→ Saved entries

——————————

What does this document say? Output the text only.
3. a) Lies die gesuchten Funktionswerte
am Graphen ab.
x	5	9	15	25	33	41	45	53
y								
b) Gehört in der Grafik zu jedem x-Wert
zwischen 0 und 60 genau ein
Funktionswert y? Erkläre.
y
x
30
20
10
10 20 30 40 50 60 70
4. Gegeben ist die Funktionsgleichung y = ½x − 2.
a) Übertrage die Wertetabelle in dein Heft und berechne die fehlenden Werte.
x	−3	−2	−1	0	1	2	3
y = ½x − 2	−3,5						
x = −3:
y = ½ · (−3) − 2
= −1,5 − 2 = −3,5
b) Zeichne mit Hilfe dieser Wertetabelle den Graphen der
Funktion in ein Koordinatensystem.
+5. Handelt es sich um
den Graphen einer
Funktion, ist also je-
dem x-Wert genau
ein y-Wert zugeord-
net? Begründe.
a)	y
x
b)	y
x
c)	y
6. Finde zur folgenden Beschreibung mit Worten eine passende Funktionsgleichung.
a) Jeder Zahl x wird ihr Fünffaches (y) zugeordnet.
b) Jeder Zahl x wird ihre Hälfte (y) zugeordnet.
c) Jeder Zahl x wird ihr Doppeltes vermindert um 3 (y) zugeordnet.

——————————

→ Do this
State how many lines of the records above contain the word "Jeder", giving only that number.

→ Solution to this task
3